From the entries that follow, list every line in which the string "podatek" appears.

####

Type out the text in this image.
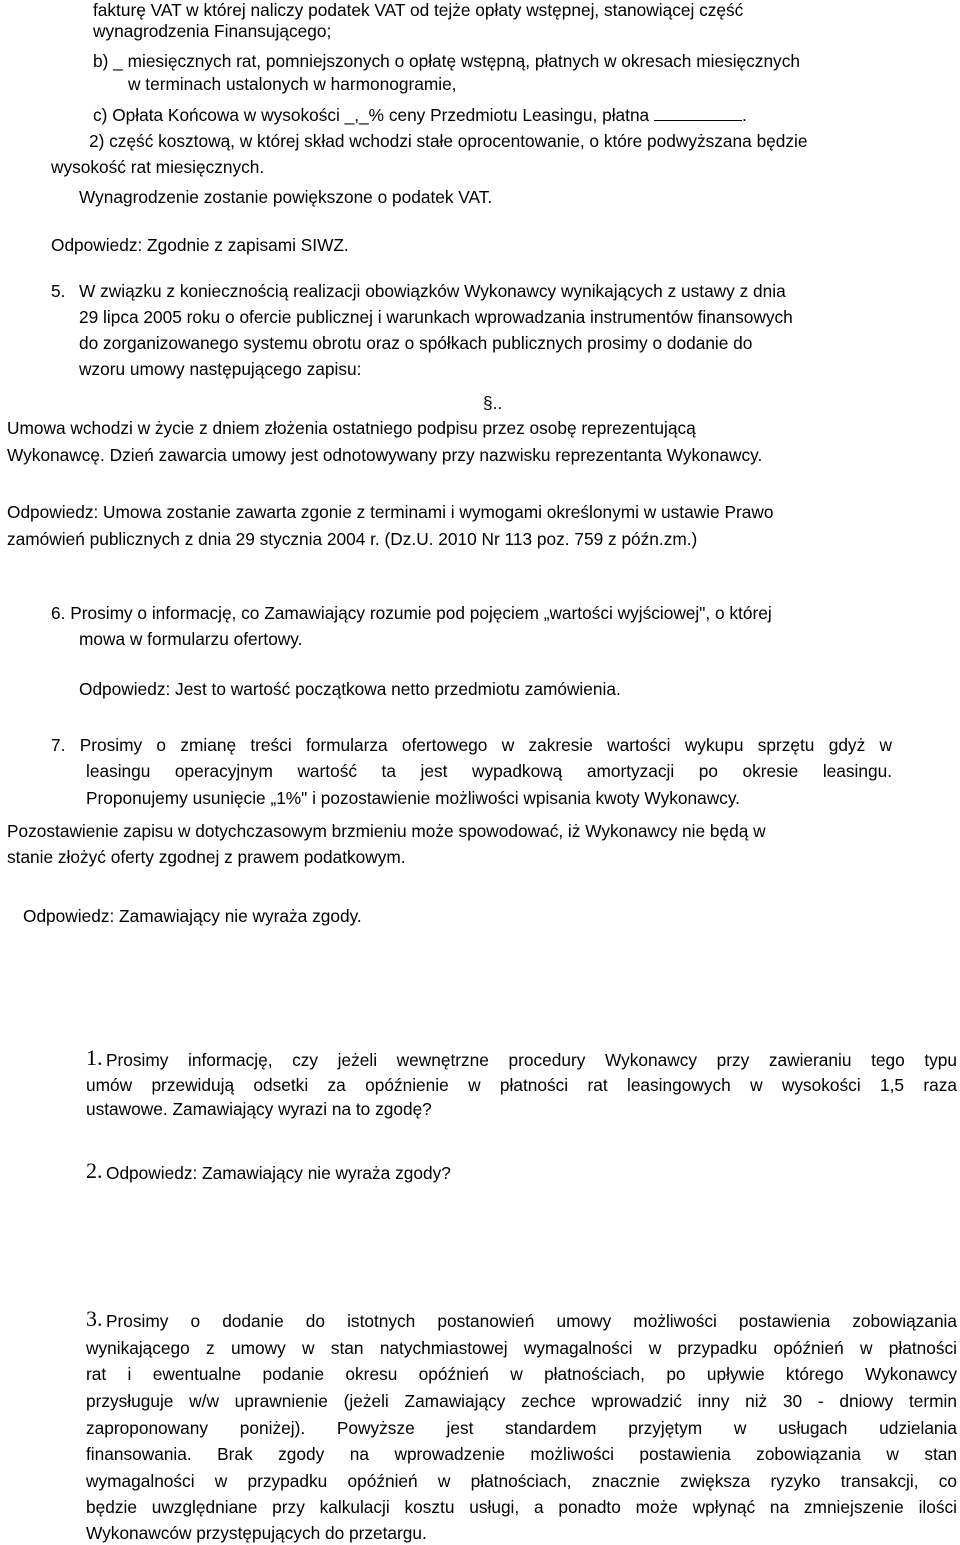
fakturę VAT w której naliczy podatek VAT od tejże opłaty wstępnej, stanowiącej część
wynagrodzenia Finansującego;
b) _ miesięcznych rat, pomniejszonych o opłatę wstępną, płatnych w okresach miesięcznych
w terminach ustalonych w harmonogramie,
c) Opłata Końcowa w wysokości _,_% ceny Przedmiotu Leasingu, płatna	.
2) część kosztową, w której skład wchodzi stałe oprocentowanie, o które podwyższana będzie
wysokość rat miesięcznych.
Wynagrodzenie zostanie powiększone o podatek VAT.
Odpowiedz: Zgodnie z zapisami SIWZ.
5. W związku z koniecznością realizacji obowiązków Wykonawcy wynikających z ustawy z dnia
29 lipca 2005 roku o ofercie publicznej i warunkach wprowadzania instrumentów finansowych
do zorganizowanego systemu obrotu oraz o spółkach publicznych prosimy o dodanie do
wzoru umowy następującego zapisu:
§..
Umowa wchodzi w życie z dniem złożenia ostatniego podpisu przez osobę reprezentującą
Wykonawcę. Dzień zawarcia umowy jest odnotowywany przy nazwisku reprezentanta Wykonawcy.
Odpowiedz: Umowa zostanie zawarta zgonie z terminami i wymogami określonymi w ustawie Prawo
zamówień publicznych z dnia 29 stycznia 2004 r. (Dz.U. 2010 Nr 113 poz. 759 z późn.zm.)
6. Prosimy o informację, co Zamawiający rozumie pod pojęciem „wartości wyjściowej", o której
mowa w formularzu ofertowy.
Odpowiedz: Jest to wartość początkowa netto przedmiotu zamówienia.
7. Prosimy o zmianę treści formularza ofertowego w zakresie wartości wykupu sprzętu gdyż w
leasingu operacyjnym wartość ta jest wypadkową amortyzacji po okresie leasingu.
Proponujemy usunięcie „1%" i pozostawienie możliwości wpisania kwoty Wykonawcy.
Pozostawienie zapisu w dotychczasowym brzmieniu może spowodować, iż Wykonawcy nie będą w
stanie złożyć oferty zgodnej z prawem podatkowym.
Odpowiedz: Zamawiający nie wyraża zgody.
1. Prosimy informację, czy jeżeli wewnętrzne procedury Wykonawcy przy zawieraniu tego typu
umów przewidują odsetki za opóźnienie w płatności rat leasingowych w wysokości 1,5 raza
ustawowe. Zamawiający wyrazi na to zgodę?
2. Odpowiedz: Zamawiający nie wyraża zgody?
3. Prosimy o dodanie do istotnych postanowień umowy możliwości postawienia zobowiązania
wynikającego z umowy w stan natychmiastowej wymagalności w przypadku opóźnień w płatności
rat i ewentualne podanie okresu opóźnień w płatnościach, po upływie którego Wykonawcy
przysługuje w/w uprawnienie (jeżeli Zamawiający zechce wprowadzić inny niż 30 - dniowy termin
zaproponowany poniżej). Powyższe jest standardem przyjętym w usługach udzielania
finansowania. Brak zgody na wprowadzenie możliwości postawienia zobowiązania w stan
wymagalności w przypadku opóźnień w płatnościach, znacznie zwiększa ryzyko transakcji, co
będzie uwzględniane przy kalkulacji kosztu usługi, a ponadto może wpłynąć na zmniejszenie ilości
Wykonawców przystępujących do przetargu.
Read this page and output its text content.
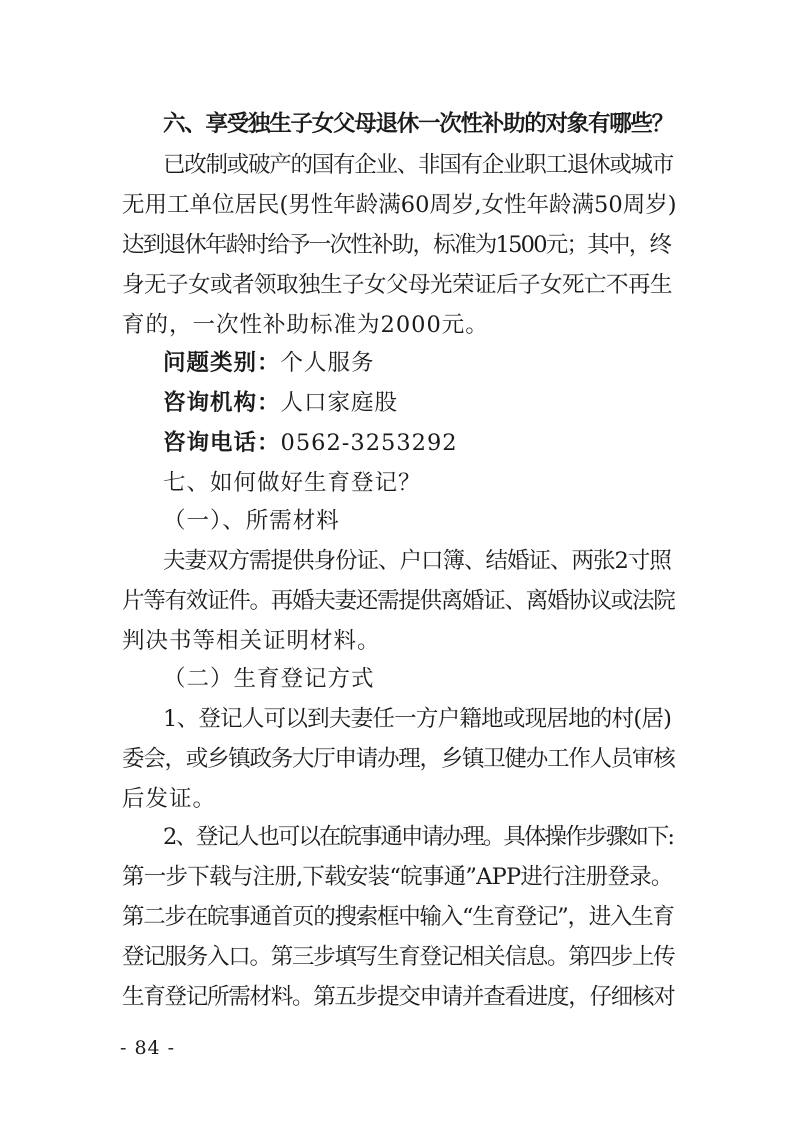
六、享受独生子女父母退休一次性补助的对象有哪些？
已改制或破产的国有企业、非国有企业职工退休或城市
无用工单位居民(男性年龄满60周岁,女性年龄满50周岁)
达到退休年龄时给予一次性补助，标准为1500元；其中，终
身无子女或者领取独生子女父母光荣证后子女死亡不再生
育的，一次性补助标准为2000元。
问题类别：个人服务
咨询机构：人口家庭股
咨询电话：0562-3253292
七、如何做好生育登记？
（一）、所需材料
夫妻双方需提供身份证、户口簿、结婚证、两张2寸照
片等有效证件。再婚夫妻还需提供离婚证、离婚协议或法院
判决书等相关证明材料。
（二）生育登记方式
1、登记人可以到夫妻任一方户籍地或现居地的村(居)
委会，或乡镇政务大厅申请办理，乡镇卫健办工作人员审核
后发证。
2、登记人也可以在皖事通申请办理。具体操作步骤如下:
第一步下载与注册,下载安装“皖事通”APP进行注册登录。
第二步在皖事通首页的搜索框中输入“生育登记”，进入生育
登记服务入口。第三步填写生育登记相关信息。第四步上传
生育登记所需材料。第五步提交申请并查看进度，仔细核对
- 84 -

####

• **Full output**:
fakturę VAT w której naliczy podatek VAT od tejże opłaty wstępnej, stanowiącej część
Wynagrodzenie zostanie powiększone o podatek VAT.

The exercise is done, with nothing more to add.